Saved entries
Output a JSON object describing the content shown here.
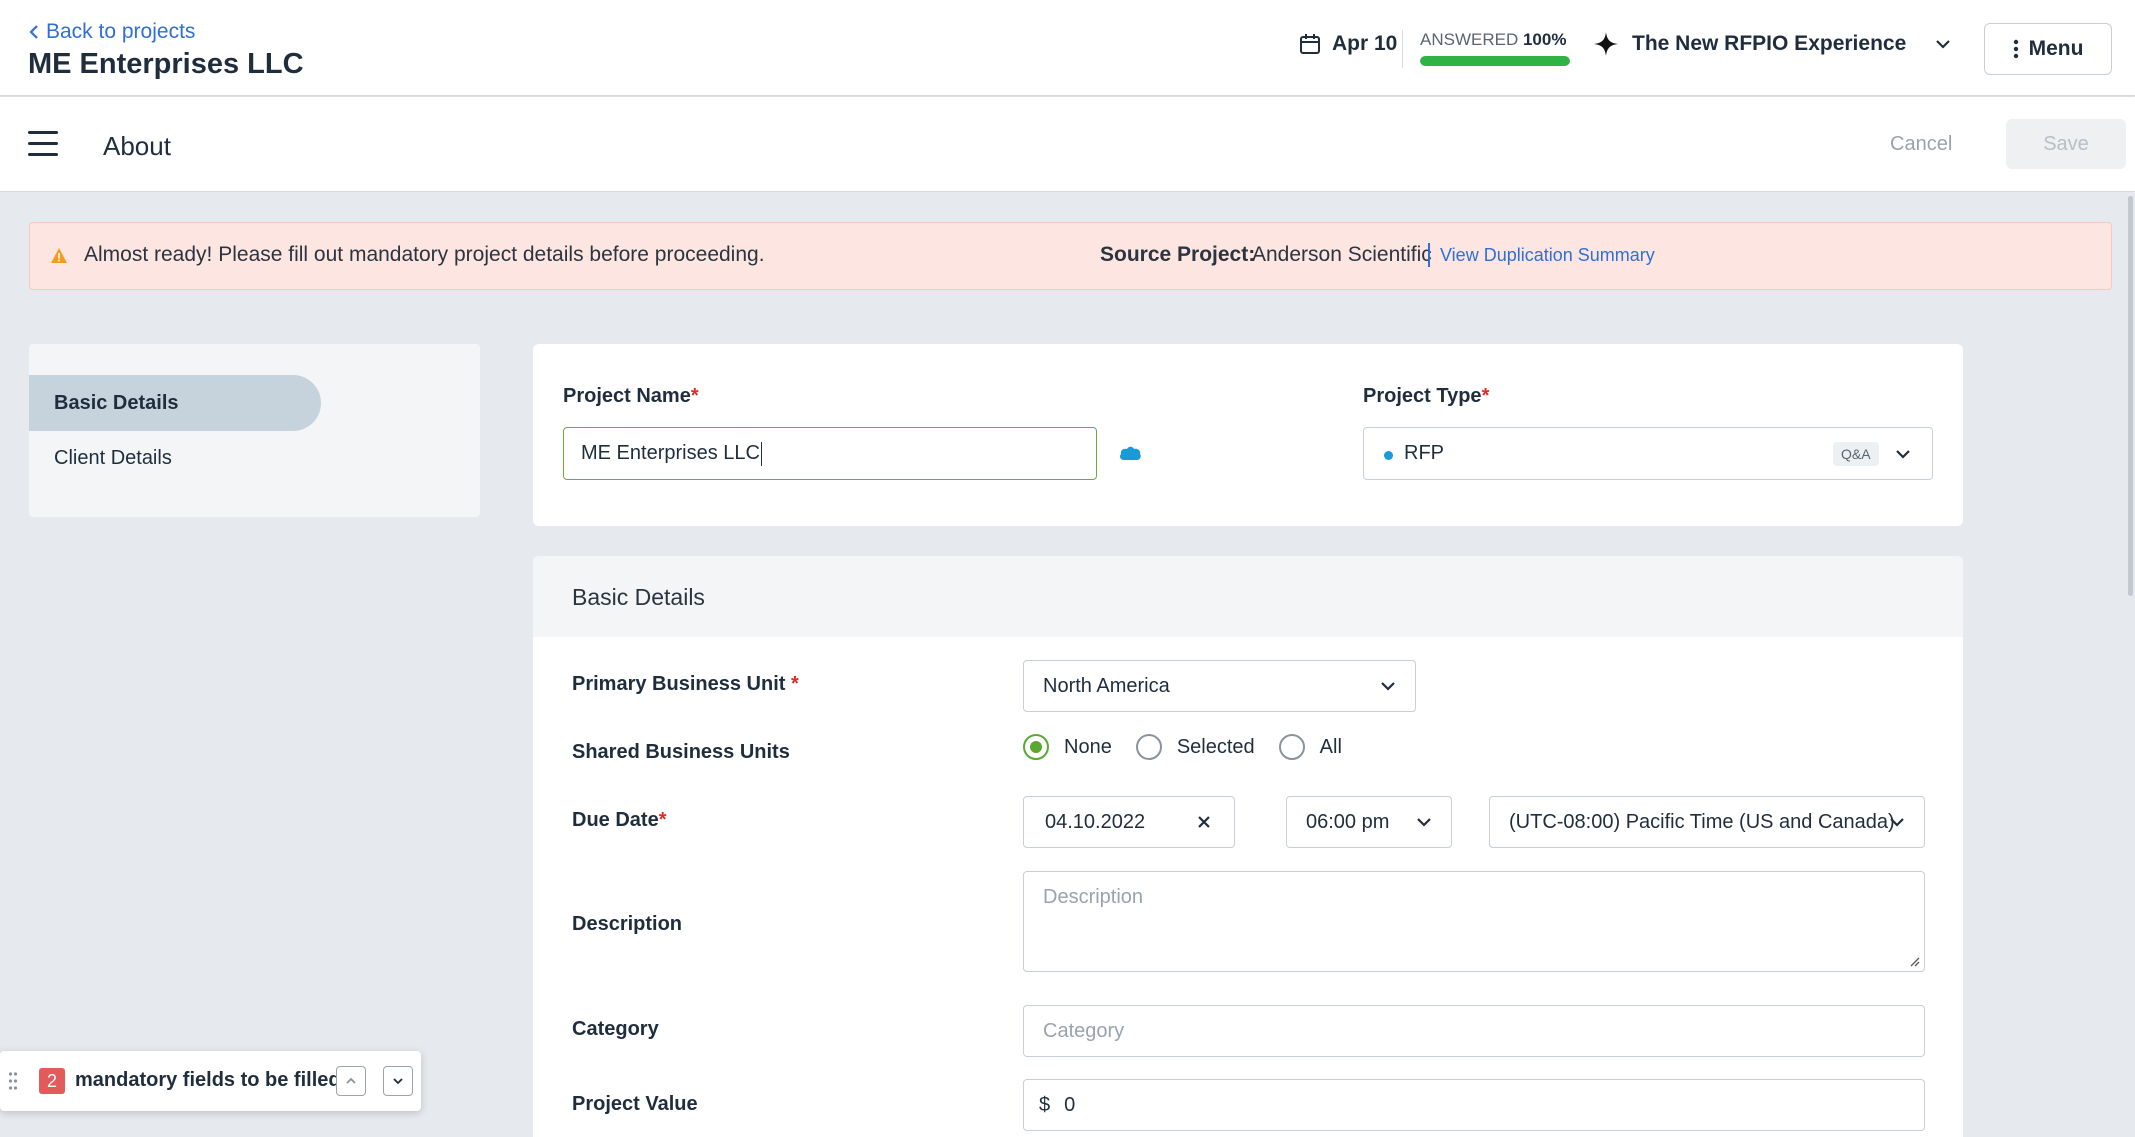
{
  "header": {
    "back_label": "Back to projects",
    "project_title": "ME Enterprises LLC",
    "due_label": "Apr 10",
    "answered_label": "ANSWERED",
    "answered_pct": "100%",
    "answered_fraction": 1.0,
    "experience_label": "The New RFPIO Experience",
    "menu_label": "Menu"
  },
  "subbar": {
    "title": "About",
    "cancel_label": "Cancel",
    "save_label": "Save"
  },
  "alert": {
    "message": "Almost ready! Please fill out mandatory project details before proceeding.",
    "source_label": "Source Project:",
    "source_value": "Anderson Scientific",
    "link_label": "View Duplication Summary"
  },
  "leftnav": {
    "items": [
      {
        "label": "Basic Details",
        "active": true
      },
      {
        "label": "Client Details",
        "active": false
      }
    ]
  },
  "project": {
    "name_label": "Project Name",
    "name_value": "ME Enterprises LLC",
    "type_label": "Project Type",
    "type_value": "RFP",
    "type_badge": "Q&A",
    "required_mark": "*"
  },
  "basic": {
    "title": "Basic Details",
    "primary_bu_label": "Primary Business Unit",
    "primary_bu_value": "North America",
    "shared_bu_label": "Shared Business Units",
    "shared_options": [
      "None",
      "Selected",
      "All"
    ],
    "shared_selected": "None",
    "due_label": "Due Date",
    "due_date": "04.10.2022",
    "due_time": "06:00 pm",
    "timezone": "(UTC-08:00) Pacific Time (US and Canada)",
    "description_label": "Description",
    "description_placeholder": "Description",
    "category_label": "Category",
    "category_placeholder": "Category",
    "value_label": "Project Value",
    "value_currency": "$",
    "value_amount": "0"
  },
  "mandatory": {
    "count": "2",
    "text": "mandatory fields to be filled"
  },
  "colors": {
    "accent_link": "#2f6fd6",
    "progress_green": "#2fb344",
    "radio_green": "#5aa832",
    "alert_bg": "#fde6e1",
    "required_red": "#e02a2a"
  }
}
...
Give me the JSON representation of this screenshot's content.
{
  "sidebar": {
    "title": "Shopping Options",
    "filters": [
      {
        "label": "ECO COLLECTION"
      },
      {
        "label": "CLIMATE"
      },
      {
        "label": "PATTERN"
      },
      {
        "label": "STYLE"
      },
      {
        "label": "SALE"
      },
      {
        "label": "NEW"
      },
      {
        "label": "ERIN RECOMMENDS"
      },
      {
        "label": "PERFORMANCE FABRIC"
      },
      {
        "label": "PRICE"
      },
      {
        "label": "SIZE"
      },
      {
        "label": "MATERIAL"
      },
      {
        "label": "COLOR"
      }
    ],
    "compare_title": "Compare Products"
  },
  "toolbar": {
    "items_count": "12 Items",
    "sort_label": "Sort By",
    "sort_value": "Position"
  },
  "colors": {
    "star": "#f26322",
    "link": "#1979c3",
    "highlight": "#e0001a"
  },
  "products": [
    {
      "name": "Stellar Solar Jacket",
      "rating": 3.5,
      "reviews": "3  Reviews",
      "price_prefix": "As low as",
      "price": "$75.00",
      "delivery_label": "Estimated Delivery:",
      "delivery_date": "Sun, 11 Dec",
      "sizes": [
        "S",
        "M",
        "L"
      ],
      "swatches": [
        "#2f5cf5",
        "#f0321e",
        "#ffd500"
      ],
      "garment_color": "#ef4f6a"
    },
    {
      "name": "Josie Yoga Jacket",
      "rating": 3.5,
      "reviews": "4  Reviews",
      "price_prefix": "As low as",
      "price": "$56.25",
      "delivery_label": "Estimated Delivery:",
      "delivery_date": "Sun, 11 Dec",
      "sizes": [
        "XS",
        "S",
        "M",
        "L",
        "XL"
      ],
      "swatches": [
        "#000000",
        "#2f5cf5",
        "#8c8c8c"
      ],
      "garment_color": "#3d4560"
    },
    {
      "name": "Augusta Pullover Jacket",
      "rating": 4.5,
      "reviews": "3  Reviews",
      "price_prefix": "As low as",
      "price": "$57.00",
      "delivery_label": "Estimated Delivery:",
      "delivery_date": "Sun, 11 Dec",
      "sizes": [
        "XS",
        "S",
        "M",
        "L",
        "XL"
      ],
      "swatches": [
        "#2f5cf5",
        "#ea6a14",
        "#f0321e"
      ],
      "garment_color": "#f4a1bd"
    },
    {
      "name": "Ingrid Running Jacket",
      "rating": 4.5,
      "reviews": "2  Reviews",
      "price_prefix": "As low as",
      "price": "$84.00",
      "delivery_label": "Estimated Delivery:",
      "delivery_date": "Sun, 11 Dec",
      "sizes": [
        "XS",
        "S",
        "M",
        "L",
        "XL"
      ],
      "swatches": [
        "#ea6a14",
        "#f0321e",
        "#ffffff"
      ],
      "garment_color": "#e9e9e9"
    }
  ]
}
---
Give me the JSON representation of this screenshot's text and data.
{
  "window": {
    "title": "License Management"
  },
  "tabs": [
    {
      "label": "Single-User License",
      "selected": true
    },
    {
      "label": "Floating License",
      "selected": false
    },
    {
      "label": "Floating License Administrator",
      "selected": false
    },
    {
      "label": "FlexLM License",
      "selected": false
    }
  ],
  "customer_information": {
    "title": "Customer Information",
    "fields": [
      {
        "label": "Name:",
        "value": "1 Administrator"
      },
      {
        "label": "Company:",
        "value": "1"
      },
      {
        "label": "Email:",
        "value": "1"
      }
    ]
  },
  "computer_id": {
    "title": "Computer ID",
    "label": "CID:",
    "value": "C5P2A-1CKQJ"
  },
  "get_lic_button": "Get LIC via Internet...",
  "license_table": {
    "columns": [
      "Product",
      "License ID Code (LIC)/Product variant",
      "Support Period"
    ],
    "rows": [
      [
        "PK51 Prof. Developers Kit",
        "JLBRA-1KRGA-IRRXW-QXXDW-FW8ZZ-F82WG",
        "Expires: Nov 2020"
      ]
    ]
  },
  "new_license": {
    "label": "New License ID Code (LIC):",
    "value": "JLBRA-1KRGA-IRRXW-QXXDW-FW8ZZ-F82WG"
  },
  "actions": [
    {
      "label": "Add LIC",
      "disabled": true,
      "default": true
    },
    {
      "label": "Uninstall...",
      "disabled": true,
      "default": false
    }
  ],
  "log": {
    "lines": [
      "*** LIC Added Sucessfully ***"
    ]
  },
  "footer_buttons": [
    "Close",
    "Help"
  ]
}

▶ _Direction_
Going through the entries above line by line, work out how many lines include the word "Description". Only the number is required.

▶ _Expected output_
2